WHAT TO PRODUCE — Reproduce each line of the listing exactly.

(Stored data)
══════

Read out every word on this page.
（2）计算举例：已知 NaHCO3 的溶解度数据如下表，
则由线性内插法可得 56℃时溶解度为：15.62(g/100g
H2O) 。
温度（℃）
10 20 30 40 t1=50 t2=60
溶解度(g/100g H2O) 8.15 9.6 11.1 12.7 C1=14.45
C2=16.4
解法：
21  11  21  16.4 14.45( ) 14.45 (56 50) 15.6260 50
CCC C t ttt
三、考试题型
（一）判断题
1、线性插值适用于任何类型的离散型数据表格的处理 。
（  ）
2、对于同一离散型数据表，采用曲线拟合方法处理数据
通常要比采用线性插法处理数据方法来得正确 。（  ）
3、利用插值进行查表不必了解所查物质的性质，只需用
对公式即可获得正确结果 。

══════

RESPONSE FOR THIS EXERCISE —
Read out every word on this page.
（2）计算举例：已知 NaHCO3 的溶解度数据如下表，
则由线性内插法可得 56℃时溶解度为：15.62(g/100g
H2O) 。
温度（℃）
10 20 30 40 t1=50 t2=60
溶解度(g/100g H2O) 8.15 9.6 11.1 12.7 C1=14.45
C2=16.4
解法：
21  11  21  16.4 14.45( ) 14.45 (56 50) 15.6260 50
CCC C t ttt
三、考试题型
（一）判断题
1、线性插值适用于任何类型的离散型数据表格的处理 。
（  ）
2、对于同一离散型数据表，采用曲线拟合方法处理数据
通常要比采用线性插法处理数据方法来得正确 。（  ）
3、利用插值进行查表不必了解所查物质的性质，只需用
对公式即可获得正确结果 。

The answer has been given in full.